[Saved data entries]
━━━━━━━━━━

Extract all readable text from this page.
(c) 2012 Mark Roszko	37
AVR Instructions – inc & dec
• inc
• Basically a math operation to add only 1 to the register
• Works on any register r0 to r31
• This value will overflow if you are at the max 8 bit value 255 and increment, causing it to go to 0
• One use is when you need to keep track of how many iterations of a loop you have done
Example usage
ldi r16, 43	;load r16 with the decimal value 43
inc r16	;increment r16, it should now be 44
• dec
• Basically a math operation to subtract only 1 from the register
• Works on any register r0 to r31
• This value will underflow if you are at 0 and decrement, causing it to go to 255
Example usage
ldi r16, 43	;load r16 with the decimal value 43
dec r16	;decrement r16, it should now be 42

━━━━━━━━━━

▶ **Short problem**
Determine the number of lines where the string "causing" occurs, and give that number only.

▶ **Result of this exercise**
2